**To be done:** Write out the listing beneath this instruction in its entirety, exactly as it reads.

**Data supplied:**
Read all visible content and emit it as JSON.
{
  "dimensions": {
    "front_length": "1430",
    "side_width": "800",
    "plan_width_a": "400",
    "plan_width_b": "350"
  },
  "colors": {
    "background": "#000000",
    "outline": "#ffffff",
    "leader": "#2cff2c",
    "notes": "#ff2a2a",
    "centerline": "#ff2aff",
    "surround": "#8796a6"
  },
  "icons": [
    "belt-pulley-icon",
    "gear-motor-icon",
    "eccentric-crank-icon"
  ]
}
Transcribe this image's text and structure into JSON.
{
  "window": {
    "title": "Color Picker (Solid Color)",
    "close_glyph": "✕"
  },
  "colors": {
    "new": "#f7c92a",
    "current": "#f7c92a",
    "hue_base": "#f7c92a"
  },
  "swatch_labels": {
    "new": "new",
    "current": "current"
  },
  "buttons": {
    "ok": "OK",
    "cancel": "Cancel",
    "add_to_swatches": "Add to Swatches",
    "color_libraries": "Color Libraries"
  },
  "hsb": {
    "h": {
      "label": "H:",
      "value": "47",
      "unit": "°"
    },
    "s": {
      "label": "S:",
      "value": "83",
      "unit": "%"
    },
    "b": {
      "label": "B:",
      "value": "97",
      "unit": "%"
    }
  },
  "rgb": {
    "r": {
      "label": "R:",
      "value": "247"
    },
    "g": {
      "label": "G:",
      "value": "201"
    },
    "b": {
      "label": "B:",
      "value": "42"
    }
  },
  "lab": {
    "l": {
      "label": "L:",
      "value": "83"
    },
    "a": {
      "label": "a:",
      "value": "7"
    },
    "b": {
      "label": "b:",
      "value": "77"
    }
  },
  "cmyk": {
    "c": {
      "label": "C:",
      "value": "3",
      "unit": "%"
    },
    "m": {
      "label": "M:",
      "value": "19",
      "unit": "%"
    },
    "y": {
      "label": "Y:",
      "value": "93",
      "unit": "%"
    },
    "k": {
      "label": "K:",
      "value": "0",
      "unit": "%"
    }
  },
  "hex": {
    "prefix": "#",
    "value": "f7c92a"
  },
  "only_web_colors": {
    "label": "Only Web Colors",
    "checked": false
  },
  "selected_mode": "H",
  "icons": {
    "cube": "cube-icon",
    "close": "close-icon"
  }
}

**Solution to the exercise:**
Read all visible content and emit it as JSON.
{
  "dimensions": {
    "front_length": "1430",
    "side_width": "800",
    "plan_width_a": "400",
    "plan_width_b": "350"
  },
  "colors": {
    "background": "#000000",
    "outline": "#ffffff",
    "leader": "#2cff2c",
    "notes": "#ff2a2a",
    "centerline": "#ff2aff",
    "surround": "#8796a6"
  },
  "icons": [
    "belt-pulley-icon",
    "gear-motor-icon",
    "eccentric-crank-icon"
  ]
}
Transcribe this image's text and structure into JSON.
{
  "window": {
    "title": "Color Picker (Solid Color)",
    "close_glyph": "✕"
  },
  "colors": {
    "new": "#f7c92a",
    "current": "#f7c92a",
    "hue_base": "#f7c92a"
  },
  "swatch_labels": {
    "new": "new",
    "current": "current"
  },
  "buttons": {
    "ok": "OK",
    "cancel": "Cancel",
    "add_to_swatches": "Add to Swatches",
    "color_libraries": "Color Libraries"
  },
  "hsb": {
    "h": {
      "label": "H:",
      "value": "47",
      "unit": "°"
    },
    "s": {
      "label": "S:",
      "value": "83",
      "unit": "%"
    },
    "b": {
      "label": "B:",
      "value": "97",
      "unit": "%"
    }
  },
  "rgb": {
    "r": {
      "label": "R:",
      "value": "247"
    },
    "g": {
      "label": "G:",
      "value": "201"
    },
    "b": {
      "label": "B:",
      "value": "42"
    }
  },
  "lab": {
    "l": {
      "label": "L:",
      "value": "83"
    },
    "a": {
      "label": "a:",
      "value": "7"
    },
    "b": {
      "label": "b:",
      "value": "77"
    }
  },
  "cmyk": {
    "c": {
      "label": "C:",
      "value": "3",
      "unit": "%"
    },
    "m": {
      "label": "M:",
      "value": "19",
      "unit": "%"
    },
    "y": {
      "label": "Y:",
      "value": "93",
      "unit": "%"
    },
    "k": {
      "label": "K:",
      "value": "0",
      "unit": "%"
    }
  },
  "hex": {
    "prefix": "#",
    "value": "f7c92a"
  },
  "only_web_colors": {
    "label": "Only Web Colors",
    "checked": false
  },
  "selected_mode": "H",
  "icons": {
    "cube": "cube-icon",
    "close": "close-icon"
  }
}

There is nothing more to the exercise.